• Work instructions:
Repeat the lines that follow, leaving nothing out.

• Records from a collection of figures:
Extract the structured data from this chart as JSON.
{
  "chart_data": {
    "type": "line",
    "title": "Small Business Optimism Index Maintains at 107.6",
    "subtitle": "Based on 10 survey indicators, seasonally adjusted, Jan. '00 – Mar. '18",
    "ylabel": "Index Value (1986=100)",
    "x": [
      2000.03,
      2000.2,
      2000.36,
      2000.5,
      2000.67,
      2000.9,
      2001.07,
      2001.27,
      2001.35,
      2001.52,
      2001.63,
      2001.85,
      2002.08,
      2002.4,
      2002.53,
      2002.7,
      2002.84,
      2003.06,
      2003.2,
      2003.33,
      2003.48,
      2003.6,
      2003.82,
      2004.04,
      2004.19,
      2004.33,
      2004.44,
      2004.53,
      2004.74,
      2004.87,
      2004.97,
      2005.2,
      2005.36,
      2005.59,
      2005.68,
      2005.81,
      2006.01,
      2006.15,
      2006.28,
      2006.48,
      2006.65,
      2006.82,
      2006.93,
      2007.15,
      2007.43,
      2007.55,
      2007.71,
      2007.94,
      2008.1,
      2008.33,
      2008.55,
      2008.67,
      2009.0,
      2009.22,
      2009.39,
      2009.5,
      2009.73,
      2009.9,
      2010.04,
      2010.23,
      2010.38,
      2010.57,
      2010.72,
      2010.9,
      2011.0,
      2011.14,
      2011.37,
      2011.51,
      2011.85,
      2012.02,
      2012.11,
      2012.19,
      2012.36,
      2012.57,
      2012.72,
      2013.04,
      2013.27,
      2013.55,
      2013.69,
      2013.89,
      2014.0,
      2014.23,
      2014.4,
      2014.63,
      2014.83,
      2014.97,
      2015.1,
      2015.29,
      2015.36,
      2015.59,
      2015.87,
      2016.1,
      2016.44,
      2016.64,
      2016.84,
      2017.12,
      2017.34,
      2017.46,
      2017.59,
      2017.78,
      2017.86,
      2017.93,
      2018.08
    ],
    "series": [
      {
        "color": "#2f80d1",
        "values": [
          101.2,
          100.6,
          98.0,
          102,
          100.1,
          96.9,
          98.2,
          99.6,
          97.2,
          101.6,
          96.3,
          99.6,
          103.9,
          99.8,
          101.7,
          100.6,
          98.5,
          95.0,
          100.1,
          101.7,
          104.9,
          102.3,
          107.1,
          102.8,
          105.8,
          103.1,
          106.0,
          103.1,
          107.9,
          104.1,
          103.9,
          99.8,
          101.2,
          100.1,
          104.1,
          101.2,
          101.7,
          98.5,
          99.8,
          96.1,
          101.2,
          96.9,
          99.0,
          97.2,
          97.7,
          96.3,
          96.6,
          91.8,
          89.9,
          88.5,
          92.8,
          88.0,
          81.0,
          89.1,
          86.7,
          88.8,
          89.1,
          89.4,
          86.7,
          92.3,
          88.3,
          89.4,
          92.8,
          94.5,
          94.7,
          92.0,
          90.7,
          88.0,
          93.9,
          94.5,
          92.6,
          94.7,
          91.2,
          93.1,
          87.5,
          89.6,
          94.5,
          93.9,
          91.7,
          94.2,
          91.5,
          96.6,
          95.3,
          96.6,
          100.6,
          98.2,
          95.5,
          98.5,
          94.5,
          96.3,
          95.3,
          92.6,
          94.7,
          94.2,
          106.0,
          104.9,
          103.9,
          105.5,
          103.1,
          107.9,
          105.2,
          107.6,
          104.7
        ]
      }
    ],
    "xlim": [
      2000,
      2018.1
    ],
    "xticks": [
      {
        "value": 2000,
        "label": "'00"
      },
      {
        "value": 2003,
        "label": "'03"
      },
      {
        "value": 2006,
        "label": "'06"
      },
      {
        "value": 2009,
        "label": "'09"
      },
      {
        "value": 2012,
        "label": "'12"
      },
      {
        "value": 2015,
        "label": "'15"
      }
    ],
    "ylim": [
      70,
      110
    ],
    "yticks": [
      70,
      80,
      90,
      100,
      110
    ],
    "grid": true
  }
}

• Completed task:
Extract the structured data from this chart as JSON.
{
  "chart_data": {
    "type": "line",
    "title": "Small Business Optimism Index Maintains at 107.6",
    "subtitle": "Based on 10 survey indicators, seasonally adjusted, Jan. '00 – Mar. '18",
    "ylabel": "Index Value (1986=100)",
    "x": [
      2000.03,
      2000.2,
      2000.36,
      2000.5,
      2000.67,
      2000.9,
      2001.07,
      2001.27,
      2001.35,
      2001.52,
      2001.63,
      2001.85,
      2002.08,
      2002.4,
      2002.53,
      2002.7,
      2002.84,
      2003.06,
      2003.2,
      2003.33,
      2003.48,
      2003.6,
      2003.82,
      2004.04,
      2004.19,
      2004.33,
      2004.44,
      2004.53,
      2004.74,
      2004.87,
      2004.97,
      2005.2,
      2005.36,
      2005.59,
      2005.68,
      2005.81,
      2006.01,
      2006.15,
      2006.28,
      2006.48,
      2006.65,
      2006.82,
      2006.93,
      2007.15,
      2007.43,
      2007.55,
      2007.71,
      2007.94,
      2008.1,
      2008.33,
      2008.55,
      2008.67,
      2009.0,
      2009.22,
      2009.39,
      2009.5,
      2009.73,
      2009.9,
      2010.04,
      2010.23,
      2010.38,
      2010.57,
      2010.72,
      2010.9,
      2011.0,
      2011.14,
      2011.37,
      2011.51,
      2011.85,
      2012.02,
      2012.11,
      2012.19,
      2012.36,
      2012.57,
      2012.72,
      2013.04,
      2013.27,
      2013.55,
      2013.69,
      2013.89,
      2014.0,
      2014.23,
      2014.4,
      2014.63,
      2014.83,
      2014.97,
      2015.1,
      2015.29,
      2015.36,
      2015.59,
      2015.87,
      2016.1,
      2016.44,
      2016.64,
      2016.84,
      2017.12,
      2017.34,
      2017.46,
      2017.59,
      2017.78,
      2017.86,
      2017.93,
      2018.08
    ],
    "series": [
      {
        "color": "#2f80d1",
        "values": [
          101.2,
          100.6,
          98.0,
          102,
          100.1,
          96.9,
          98.2,
          99.6,
          97.2,
          101.6,
          96.3,
          99.6,
          103.9,
          99.8,
          101.7,
          100.6,
          98.5,
          95.0,
          100.1,
          101.7,
          104.9,
          102.3,
          107.1,
          102.8,
          105.8,
          103.1,
          106.0,
          103.1,
          107.9,
          104.1,
          103.9,
          99.8,
          101.2,
          100.1,
          104.1,
          101.2,
          101.7,
          98.5,
          99.8,
          96.1,
          101.2,
          96.9,
          99.0,
          97.2,
          97.7,
          96.3,
          96.6,
          91.8,
          89.9,
          88.5,
          92.8,
          88.0,
          81.0,
          89.1,
          86.7,
          88.8,
          89.1,
          89.4,
          86.7,
          92.3,
          88.3,
          89.4,
          92.8,
          94.5,
          94.7,
          92.0,
          90.7,
          88.0,
          93.9,
          94.5,
          92.6,
          94.7,
          91.2,
          93.1,
          87.5,
          89.6,
          94.5,
          93.9,
          91.7,
          94.2,
          91.5,
          96.6,
          95.3,
          96.6,
          100.6,
          98.2,
          95.5,
          98.5,
          94.5,
          96.3,
          95.3,
          92.6,
          94.7,
          94.2,
          106.0,
          104.9,
          103.9,
          105.5,
          103.1,
          107.9,
          105.2,
          107.6,
          104.7
        ]
      }
    ],
    "xlim": [
      2000,
      2018.1
    ],
    "xticks": [
      {
        "value": 2000,
        "label": "'00"
      },
      {
        "value": 2003,
        "label": "'03"
      },
      {
        "value": 2006,
        "label": "'06"
      },
      {
        "value": 2009,
        "label": "'09"
      },
      {
        "value": 2012,
        "label": "'12"
      },
      {
        "value": 2015,
        "label": "'15"
      }
    ],
    "ylim": [
      70,
      110
    ],
    "yticks": [
      70,
      80,
      90,
      100,
      110
    ],
    "grid": true
  }
}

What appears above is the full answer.